» Texte de la page

#####

Mme Rokia Doumbia est une femme leader. Pour elle, les eaux sales déversées qui traversent Gouana ont détruit leur économie. Si auparavant, les femmes gagnaient leur vie dans le maraichage, aujourd’hui, elles tirent le diable par la queue. Car, les produits maraichers sont infectés, rendant difficile leur vente. Du coup, la femme n’a plus d’économie. En plus de cette perte économique, la femme débourse de l’argent dans les soins des enfants, surtout pendant l’hivernage à cause des maladies liées à l’insalubrité.

Mamoutou Traoré est l’Imam de la Mosquée située à proximité de la rivière. Il témoigne en ces termes : « nous n’arrivons plus à pratiquer correctement les rites religieux à cause des eaux usées qui ont pollué nos puits. Pour les ablutions, nous partons puiser loin ou payons dans la plupart des cas. Pire, les odeurs nauséabondes empêchent les fidèles de faire correctement la prière ».

Les agents de l’Association de Santé Communautaire de Gouana (ASACOGOUA) expriment leurs préoccupations de voir ces eaux causées certaines maladies, surtout pendant la saison des pluies.
Mme Sidibé Aminata Coulibaly, matrone à ASACOGOUA témoigne : « nous accueillons plus d’enfants malades de paludisme, de diarrhées et autres maladies liées à l’insalubrité pendant l’hivernage. Elles sont causées par ces eaux sales. Le centre est débordé en cette période. C’est pourquoi, nous souhaitons l’arrêt de ces déversements de boues de vidange ».

Alassane Diamouténé invite les autorités compétentes à trouver la solution à ces déversements. A ses dires, la jeunesse a démarché qui de droit pour son arrêt mais, en vain. Au nom de la jeunesse, M. Diamouténé appelle les autorités à prendre leurs responsabilités pour éviter des bras de fer.

Aldjouma Coulibaly, représentant du Chef du village de Gouana, quant à lui, sollicite l’accompagnement des bonnes volontés pour arrêter ces déversements. Car, dit-il, ses conséquences sur la santé humaine ne sont plus à démontrer.

Pour sa part, Seydou Diarra, Maire Délégué de Gouana exprime sa disponibilité à accompagner toute initiative visant à arrêter l’écoulement des eaux sales dans sa commune. Il a rappelé le décret pris par le Maire sortant de Kalaban coro visant à arrêter ces déversements. Mais, il regrette que cela n’ait pas abouti à grande chose. Aujourd’hui, il ne fait aucun doute que cette pratique dégradante pose le problème de santé, mais aussi est source de conflit entre les populations et les déverseurs. Un moment, les jeunes en voulaient découdre avec ces derniers, mais l’intervention des élus locaux et autorités coutumières ont permis d’éviter des tensions. Si des mesures ne sont pas prises pour y mettre un terme, tout peut arriver, que Dieu nous en garde, a ajouté l’édile qui salue de passage l’engagement de WaterAid pour arrêter les actions de déversement.

Les vidangeurs se justifient

Si les habitants se plaignent de ces déversements qu’ils jugent attentatoires à la santé humaine, le Président du syndicat des vidangeurs ne l’entend pas de cette oreille et pourquoi. Pour Samou Samaké, le choix du site est venu de la mairie du district et non de son syndicat. La mise à leur disposition du site fait suite à une grève d’un mois et 3 jours observée par les vidangeurs en 2008. S’il y a plainte, cela doit être contre la Mairie du district et non les syndicats, a fait savoir le président des vidangeurs.

#####

» Contenu enregistré
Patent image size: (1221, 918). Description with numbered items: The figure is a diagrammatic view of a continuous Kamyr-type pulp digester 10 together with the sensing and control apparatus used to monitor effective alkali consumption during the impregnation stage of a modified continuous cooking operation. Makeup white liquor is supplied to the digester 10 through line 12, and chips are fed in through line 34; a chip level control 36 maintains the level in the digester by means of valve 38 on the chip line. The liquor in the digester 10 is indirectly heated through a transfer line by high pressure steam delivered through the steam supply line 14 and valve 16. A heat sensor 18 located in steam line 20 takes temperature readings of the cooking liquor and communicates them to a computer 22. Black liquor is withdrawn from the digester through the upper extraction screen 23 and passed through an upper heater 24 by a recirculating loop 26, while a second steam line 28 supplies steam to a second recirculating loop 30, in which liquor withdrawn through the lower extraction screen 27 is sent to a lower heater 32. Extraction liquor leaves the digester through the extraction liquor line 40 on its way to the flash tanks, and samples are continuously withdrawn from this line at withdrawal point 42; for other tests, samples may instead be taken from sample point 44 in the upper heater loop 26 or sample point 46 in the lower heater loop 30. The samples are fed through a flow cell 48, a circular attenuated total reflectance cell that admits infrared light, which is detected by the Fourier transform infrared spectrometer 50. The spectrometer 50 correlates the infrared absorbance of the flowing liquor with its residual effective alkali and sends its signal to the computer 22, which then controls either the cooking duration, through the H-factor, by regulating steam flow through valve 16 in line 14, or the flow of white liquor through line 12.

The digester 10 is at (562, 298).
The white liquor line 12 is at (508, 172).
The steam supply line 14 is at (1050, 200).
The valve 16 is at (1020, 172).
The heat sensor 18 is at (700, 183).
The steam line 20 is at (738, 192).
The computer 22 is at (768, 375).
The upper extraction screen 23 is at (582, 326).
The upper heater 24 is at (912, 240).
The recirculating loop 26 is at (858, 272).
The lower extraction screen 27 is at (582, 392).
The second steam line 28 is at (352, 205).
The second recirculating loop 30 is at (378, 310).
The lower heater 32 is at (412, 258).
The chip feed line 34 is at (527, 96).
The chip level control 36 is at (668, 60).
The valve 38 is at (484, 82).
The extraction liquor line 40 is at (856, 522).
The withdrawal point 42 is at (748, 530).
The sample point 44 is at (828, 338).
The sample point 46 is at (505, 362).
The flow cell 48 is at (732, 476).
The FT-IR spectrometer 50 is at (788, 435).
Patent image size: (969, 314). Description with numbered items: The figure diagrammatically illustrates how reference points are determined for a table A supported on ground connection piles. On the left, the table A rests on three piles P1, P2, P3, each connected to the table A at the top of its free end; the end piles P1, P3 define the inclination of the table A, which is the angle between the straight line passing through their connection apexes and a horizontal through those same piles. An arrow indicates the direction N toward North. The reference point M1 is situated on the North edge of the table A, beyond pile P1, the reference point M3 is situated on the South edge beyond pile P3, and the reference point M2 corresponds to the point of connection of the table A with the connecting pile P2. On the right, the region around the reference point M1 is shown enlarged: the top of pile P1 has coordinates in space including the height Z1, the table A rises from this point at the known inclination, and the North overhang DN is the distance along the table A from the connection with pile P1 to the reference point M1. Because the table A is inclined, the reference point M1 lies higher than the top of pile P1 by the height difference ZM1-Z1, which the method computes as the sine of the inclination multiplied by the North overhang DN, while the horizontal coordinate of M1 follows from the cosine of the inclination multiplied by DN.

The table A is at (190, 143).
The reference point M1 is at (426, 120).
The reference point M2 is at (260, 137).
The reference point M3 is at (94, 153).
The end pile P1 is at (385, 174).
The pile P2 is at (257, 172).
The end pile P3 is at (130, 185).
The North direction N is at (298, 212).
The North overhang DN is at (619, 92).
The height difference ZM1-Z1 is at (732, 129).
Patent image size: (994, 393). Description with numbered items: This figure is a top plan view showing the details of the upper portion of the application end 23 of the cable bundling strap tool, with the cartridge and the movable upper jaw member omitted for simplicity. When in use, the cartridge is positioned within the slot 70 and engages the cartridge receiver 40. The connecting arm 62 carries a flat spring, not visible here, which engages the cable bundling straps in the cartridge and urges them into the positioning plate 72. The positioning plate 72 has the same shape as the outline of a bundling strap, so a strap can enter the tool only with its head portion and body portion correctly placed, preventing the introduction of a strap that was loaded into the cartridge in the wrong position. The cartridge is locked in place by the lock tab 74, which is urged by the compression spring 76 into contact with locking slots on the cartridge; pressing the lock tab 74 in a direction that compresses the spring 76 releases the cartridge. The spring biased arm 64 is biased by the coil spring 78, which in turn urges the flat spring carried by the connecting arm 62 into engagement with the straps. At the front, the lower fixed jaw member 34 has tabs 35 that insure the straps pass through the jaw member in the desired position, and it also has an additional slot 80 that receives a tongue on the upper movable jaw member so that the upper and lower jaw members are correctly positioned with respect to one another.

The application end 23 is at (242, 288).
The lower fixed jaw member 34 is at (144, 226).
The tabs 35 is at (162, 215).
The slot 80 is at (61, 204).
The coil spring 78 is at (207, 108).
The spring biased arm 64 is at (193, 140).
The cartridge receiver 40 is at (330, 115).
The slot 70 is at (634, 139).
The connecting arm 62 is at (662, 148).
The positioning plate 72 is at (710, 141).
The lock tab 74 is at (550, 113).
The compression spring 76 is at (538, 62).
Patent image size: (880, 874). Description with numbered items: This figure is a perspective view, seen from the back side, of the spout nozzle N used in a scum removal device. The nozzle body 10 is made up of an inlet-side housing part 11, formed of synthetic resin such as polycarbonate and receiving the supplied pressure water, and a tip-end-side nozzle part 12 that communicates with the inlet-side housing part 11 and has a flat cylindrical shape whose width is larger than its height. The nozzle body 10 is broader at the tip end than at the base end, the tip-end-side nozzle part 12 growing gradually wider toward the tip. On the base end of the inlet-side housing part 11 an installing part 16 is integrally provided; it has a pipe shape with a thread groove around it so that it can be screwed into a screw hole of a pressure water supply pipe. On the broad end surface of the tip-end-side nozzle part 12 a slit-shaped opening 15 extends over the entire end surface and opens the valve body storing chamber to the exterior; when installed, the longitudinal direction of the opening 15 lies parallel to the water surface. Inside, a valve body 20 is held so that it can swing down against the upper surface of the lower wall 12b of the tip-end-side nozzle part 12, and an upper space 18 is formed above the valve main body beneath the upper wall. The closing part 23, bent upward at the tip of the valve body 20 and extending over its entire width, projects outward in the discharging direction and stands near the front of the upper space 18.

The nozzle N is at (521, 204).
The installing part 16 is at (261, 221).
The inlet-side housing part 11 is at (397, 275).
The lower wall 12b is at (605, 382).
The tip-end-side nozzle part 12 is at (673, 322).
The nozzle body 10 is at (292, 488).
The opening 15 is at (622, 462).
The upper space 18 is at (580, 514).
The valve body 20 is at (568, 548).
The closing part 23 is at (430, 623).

#####

Recopiez le passage du texte sur les déversements d'eaux sales à Gouana, depuis « Mme Sidibé Aminata » jusqu'à « plus à démontrer. » inclus.

Mme Sidibé Aminata Coulibaly, matrone à ASACOGOUA témoigne : « nous accueillons plus d’enfants malades de paludisme, de diarrhées et autres maladies liées à l’insalubrité pendant l’hivernage. Elles sont causées par ces eaux sales. Le centre est débordé en cette période. C’est pourquoi, nous souhaitons l’arrêt de ces déversements de boues de vidange ».

Alassane Diamouténé invite les autorités compétentes à trouver la solution à ces déversements. A ses dires, la jeunesse a démarché qui de droit pour son arrêt mais, en vain. Au nom de la jeunesse, M. Diamouténé appelle les autorités à prendre leurs responsabilités pour éviter des bras de fer.

Aldjouma Coulibaly, représentant du Chef du village de Gouana, quant à lui, sollicite l’accompagnement des bonnes volontés pour arrêter ces déversements. Car, dit-il, ses conséquences sur la santé humaine ne sont plus à démontrer.